Task to complete >> In the records below, find each line with the word "close" and copy it.
## Start Available records
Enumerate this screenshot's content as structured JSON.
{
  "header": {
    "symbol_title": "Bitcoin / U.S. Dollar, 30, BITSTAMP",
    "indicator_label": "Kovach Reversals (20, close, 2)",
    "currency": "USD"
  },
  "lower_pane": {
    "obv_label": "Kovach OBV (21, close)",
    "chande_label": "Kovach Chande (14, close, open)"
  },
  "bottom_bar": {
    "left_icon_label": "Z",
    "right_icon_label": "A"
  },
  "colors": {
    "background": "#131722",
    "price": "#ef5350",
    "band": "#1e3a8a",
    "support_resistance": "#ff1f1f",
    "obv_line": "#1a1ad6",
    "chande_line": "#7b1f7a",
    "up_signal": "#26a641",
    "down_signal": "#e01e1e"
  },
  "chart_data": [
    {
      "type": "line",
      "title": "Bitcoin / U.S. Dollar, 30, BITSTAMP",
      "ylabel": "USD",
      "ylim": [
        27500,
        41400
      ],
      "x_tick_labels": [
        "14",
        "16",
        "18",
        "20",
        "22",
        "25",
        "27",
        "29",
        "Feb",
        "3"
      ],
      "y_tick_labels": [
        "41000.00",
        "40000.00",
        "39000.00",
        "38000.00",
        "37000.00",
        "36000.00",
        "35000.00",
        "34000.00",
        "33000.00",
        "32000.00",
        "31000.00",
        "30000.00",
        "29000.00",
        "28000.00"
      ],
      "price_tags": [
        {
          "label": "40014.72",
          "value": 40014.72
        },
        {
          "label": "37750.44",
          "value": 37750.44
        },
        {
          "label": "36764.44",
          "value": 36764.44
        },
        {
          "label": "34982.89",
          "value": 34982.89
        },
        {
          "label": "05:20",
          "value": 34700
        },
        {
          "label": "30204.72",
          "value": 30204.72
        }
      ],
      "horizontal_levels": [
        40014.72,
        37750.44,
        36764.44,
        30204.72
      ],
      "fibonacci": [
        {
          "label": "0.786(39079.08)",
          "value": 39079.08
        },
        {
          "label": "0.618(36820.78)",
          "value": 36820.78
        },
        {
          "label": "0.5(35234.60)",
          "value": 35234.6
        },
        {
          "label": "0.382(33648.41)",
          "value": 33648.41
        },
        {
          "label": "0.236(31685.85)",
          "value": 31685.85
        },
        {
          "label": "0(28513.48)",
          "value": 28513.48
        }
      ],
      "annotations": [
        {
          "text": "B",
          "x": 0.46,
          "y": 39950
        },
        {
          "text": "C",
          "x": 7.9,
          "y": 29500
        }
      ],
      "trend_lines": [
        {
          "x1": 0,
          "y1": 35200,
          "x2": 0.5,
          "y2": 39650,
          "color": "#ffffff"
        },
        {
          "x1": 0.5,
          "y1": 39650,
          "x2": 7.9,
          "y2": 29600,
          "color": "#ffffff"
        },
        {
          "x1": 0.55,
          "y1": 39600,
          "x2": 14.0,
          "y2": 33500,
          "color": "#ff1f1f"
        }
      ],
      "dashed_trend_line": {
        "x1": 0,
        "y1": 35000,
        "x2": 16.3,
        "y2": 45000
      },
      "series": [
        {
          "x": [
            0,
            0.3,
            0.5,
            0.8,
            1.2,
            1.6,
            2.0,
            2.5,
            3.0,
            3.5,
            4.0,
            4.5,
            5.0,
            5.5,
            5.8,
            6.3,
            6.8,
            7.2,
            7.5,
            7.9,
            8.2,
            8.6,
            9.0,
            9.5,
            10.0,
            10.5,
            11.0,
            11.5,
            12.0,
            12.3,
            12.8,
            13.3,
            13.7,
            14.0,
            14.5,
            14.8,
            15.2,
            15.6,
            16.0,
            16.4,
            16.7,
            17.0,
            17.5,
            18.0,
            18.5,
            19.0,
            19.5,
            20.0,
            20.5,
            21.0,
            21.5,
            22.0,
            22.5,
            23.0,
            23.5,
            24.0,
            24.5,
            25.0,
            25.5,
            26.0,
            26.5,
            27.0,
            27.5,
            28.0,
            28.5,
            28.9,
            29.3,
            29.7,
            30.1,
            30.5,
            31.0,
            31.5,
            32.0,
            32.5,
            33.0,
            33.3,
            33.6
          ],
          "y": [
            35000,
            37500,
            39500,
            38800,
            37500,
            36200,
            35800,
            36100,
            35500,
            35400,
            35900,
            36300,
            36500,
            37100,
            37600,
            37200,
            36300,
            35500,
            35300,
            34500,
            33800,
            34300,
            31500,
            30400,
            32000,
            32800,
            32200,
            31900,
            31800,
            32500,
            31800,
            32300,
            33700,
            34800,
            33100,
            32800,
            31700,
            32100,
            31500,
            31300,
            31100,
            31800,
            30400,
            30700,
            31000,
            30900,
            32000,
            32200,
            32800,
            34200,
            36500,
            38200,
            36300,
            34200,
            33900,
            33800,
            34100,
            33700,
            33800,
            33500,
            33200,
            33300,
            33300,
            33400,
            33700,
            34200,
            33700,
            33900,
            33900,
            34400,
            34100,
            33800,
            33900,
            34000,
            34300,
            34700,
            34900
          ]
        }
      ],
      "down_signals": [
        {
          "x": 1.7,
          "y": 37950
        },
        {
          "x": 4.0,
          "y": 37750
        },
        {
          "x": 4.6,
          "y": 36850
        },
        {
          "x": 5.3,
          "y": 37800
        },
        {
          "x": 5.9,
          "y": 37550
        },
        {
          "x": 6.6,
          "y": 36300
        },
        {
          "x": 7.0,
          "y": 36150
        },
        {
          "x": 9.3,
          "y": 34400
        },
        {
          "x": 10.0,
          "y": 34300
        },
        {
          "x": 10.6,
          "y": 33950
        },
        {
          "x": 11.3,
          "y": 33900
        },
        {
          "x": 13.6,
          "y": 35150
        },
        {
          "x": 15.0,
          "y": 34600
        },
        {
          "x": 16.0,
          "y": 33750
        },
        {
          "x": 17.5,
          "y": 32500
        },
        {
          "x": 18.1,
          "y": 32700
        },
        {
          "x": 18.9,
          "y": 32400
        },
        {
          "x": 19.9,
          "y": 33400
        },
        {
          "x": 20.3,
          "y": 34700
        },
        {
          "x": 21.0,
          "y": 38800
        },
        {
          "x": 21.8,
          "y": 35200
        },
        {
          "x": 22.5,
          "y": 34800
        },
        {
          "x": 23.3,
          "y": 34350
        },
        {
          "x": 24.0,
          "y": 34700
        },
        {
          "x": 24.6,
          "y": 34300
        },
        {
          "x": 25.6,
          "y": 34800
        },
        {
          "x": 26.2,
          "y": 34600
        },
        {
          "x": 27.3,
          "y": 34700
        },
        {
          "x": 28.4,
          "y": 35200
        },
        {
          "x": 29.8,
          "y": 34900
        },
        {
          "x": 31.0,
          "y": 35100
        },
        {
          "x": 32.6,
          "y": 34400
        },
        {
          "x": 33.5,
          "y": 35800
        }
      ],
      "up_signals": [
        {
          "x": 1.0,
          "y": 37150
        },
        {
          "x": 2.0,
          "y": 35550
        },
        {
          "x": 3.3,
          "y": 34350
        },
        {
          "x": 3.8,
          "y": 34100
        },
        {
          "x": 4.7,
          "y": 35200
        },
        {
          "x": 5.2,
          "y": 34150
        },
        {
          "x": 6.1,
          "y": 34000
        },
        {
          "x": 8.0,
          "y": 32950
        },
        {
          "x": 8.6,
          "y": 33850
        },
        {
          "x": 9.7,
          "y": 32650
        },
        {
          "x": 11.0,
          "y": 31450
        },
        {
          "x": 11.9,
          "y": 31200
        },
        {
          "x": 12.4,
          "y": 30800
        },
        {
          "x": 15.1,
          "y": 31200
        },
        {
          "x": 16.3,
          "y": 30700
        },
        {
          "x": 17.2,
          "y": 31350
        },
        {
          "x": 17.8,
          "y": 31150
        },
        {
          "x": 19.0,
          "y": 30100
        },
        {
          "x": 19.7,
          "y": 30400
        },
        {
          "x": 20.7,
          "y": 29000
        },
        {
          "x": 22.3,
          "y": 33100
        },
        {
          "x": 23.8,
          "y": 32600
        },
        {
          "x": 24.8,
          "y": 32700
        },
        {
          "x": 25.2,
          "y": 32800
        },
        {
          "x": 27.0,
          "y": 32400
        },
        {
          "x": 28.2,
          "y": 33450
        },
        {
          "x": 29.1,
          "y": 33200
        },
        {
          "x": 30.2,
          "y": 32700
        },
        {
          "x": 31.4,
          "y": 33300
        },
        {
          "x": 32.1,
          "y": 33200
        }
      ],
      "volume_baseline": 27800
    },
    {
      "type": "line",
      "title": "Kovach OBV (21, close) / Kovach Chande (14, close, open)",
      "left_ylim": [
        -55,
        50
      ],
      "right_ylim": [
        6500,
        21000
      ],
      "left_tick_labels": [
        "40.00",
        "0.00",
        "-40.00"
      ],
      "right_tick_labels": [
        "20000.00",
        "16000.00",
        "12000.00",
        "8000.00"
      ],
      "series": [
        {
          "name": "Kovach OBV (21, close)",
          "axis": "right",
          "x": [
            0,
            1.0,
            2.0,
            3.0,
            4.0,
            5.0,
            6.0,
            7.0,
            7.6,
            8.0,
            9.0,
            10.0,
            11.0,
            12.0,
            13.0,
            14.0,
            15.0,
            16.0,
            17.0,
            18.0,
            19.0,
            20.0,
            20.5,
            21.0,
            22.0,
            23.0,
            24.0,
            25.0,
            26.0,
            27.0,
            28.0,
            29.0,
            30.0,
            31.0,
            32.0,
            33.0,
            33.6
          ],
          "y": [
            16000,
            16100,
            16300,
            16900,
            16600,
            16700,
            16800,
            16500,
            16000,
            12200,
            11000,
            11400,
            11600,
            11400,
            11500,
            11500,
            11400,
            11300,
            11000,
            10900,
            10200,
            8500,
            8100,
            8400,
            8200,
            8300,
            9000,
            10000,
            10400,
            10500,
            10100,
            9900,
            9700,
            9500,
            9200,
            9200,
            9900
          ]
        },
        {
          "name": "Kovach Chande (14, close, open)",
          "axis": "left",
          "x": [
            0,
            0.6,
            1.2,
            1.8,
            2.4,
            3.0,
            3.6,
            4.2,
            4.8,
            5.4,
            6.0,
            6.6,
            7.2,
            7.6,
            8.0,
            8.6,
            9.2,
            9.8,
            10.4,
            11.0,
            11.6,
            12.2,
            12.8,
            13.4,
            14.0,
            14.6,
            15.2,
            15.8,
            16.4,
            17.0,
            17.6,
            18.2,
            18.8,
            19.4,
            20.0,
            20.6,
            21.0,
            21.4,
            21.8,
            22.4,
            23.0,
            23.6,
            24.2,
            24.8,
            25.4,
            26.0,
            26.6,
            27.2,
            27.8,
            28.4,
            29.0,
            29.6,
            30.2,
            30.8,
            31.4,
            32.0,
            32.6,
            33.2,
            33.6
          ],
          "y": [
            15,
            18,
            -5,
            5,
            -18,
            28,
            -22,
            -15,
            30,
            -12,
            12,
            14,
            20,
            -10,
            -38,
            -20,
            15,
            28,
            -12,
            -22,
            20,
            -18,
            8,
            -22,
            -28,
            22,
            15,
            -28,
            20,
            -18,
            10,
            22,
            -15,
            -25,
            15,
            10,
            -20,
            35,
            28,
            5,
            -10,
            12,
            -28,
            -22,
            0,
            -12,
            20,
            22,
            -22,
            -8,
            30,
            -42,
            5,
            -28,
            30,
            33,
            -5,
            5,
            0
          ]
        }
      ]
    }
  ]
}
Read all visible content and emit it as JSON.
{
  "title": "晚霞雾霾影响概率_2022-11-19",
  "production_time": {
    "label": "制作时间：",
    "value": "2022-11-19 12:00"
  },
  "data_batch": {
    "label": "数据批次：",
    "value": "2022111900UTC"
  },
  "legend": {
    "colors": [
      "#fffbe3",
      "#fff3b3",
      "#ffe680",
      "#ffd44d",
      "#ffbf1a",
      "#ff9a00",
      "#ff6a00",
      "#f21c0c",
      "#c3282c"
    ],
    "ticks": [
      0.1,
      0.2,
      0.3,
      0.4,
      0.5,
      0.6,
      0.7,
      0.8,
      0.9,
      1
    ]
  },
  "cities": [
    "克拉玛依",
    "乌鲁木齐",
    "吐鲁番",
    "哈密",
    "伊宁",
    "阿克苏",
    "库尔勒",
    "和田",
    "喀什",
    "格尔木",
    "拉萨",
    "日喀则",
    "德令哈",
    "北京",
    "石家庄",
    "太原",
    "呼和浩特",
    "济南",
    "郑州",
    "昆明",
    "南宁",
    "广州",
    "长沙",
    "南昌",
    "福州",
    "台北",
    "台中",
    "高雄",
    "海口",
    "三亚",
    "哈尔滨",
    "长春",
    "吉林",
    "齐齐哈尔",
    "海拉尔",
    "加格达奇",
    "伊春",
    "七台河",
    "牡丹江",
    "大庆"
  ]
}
## End Available records
Output of the exercise >>
    "indicator_label": "Kovach Reversals (20, close, 2)",
    "obv_label": "Kovach OBV (21, close)",
    "chande_label": "Kovach Chande (14, close, open)"
      "title": "Kovach OBV (21, close) / Kovach Chande (14, close, open)",
          "name": "Kovach OBV (21, close)",
          "name": "Kovach Chande (14, close, open)",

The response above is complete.